▸ TASK DESCRIPTION
Tally the lines containing the word "提醒據實申報", and report the tally alone.

--- start of PROVIDED RECORDS ---

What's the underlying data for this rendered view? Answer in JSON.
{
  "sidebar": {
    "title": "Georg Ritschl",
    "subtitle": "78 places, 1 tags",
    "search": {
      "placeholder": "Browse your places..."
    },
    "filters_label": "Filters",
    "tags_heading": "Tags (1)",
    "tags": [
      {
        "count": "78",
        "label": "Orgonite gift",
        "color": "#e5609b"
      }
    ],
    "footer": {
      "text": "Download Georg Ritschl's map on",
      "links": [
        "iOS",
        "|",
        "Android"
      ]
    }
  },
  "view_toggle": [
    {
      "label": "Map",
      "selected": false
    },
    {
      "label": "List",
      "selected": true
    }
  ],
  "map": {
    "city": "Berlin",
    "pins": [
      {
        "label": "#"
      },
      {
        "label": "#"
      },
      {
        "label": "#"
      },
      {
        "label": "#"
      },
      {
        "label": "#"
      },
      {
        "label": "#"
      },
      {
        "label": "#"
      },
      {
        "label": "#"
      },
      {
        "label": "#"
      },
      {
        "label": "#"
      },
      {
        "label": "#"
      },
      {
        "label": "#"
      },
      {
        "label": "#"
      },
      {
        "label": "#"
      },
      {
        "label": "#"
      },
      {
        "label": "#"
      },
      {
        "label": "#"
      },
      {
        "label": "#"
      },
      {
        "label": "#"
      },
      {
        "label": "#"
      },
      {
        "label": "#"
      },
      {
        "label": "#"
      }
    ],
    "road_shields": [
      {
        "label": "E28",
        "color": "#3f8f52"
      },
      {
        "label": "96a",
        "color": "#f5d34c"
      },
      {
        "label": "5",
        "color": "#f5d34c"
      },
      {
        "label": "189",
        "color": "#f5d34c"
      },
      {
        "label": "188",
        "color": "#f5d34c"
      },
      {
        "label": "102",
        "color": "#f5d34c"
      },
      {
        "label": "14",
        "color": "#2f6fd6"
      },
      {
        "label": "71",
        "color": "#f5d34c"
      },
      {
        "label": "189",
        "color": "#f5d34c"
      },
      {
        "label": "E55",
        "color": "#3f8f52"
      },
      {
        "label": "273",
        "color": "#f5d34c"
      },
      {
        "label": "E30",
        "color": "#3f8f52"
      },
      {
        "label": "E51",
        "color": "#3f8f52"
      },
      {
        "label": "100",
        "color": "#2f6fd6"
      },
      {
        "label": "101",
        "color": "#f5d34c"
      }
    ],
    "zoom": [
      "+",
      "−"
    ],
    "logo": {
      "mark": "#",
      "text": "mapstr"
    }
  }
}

--- end of PROVIDED RECORDS ---
--- start of PROVIDED RECORDS ---

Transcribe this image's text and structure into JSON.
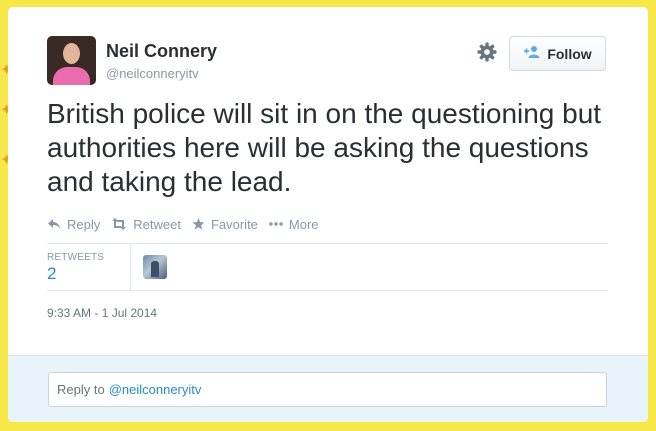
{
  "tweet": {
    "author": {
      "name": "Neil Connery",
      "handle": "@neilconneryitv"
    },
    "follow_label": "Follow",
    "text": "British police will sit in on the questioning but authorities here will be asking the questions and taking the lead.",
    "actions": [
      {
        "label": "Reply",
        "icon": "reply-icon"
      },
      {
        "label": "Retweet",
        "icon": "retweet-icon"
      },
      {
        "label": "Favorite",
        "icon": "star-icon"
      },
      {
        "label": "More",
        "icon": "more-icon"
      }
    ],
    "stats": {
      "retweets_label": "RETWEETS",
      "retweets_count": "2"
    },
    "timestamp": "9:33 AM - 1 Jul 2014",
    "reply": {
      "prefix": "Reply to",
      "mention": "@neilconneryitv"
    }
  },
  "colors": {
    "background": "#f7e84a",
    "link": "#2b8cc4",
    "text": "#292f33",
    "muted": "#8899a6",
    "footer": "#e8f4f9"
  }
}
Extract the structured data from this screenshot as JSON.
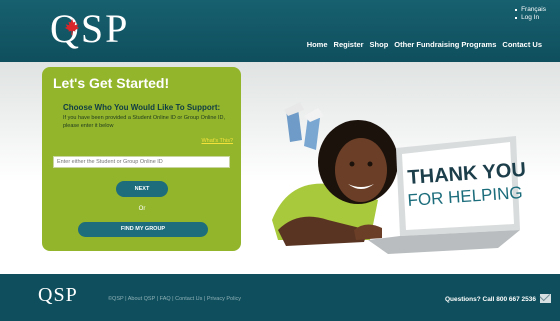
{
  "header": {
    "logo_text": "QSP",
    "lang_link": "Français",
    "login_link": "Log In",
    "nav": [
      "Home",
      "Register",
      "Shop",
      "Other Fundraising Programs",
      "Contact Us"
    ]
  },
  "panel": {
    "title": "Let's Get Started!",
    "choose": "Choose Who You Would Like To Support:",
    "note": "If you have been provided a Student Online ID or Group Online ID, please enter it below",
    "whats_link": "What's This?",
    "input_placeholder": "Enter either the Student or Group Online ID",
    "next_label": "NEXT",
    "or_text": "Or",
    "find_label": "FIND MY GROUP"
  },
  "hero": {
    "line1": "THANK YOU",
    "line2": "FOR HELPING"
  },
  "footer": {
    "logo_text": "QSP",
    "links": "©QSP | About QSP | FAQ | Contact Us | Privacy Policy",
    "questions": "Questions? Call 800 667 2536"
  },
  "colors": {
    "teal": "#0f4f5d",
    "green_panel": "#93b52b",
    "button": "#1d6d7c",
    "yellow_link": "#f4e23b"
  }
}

--- end of PROVIDED RECORDS ---
--- start of PROVIDED RECORDS ---

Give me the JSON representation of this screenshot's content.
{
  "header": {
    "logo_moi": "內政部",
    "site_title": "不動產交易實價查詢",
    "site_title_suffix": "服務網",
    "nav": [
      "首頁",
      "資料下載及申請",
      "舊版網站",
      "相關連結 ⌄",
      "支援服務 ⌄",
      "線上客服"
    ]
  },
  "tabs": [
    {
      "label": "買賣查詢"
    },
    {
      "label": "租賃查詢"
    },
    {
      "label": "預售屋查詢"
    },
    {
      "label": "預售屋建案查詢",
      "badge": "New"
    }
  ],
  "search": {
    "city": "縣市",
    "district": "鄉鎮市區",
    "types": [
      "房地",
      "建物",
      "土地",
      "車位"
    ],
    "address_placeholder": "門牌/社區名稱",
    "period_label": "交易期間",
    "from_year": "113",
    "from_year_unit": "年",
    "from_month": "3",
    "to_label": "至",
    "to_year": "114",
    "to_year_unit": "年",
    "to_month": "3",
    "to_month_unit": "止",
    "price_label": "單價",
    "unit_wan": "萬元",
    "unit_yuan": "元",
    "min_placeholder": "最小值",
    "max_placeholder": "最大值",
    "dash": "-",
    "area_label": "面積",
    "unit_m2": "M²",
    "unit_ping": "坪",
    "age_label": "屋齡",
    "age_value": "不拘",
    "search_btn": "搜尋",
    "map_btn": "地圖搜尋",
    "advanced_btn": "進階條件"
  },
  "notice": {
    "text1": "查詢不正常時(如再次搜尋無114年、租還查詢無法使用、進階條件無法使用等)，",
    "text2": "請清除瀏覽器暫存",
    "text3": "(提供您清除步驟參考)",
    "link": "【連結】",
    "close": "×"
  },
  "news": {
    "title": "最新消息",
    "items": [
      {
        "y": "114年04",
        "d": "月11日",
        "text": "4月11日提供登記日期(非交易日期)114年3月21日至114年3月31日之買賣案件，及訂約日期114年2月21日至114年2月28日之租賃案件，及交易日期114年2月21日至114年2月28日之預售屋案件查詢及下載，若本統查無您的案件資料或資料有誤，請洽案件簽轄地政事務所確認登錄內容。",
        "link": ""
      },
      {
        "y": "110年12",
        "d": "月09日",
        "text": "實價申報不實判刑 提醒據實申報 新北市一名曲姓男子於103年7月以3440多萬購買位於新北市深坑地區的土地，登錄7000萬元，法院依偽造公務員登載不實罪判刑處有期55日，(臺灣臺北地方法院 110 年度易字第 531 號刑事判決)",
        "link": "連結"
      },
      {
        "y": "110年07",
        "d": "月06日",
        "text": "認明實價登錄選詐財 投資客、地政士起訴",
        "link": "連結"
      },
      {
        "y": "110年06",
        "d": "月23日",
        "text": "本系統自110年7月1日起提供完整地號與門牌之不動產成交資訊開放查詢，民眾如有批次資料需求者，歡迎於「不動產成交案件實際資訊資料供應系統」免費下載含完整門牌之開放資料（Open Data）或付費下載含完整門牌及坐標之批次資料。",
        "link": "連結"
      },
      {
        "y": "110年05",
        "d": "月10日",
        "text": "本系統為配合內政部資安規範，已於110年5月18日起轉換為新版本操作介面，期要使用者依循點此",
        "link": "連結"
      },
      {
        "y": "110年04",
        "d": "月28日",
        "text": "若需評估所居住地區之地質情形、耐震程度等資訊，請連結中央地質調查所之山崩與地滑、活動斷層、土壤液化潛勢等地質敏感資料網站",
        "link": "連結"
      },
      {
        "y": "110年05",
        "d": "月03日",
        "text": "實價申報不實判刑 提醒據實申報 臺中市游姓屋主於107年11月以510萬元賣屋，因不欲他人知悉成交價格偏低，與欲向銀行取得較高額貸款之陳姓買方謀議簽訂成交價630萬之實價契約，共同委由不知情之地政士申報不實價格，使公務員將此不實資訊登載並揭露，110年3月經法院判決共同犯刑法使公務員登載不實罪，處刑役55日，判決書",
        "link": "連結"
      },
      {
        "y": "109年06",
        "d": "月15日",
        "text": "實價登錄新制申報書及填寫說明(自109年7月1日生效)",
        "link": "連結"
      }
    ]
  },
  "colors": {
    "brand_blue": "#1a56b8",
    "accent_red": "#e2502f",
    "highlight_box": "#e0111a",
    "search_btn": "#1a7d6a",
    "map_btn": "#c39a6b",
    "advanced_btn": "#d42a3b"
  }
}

--- end of PROVIDED RECORDS ---

▸ RESULT OF THE EXERCISE
2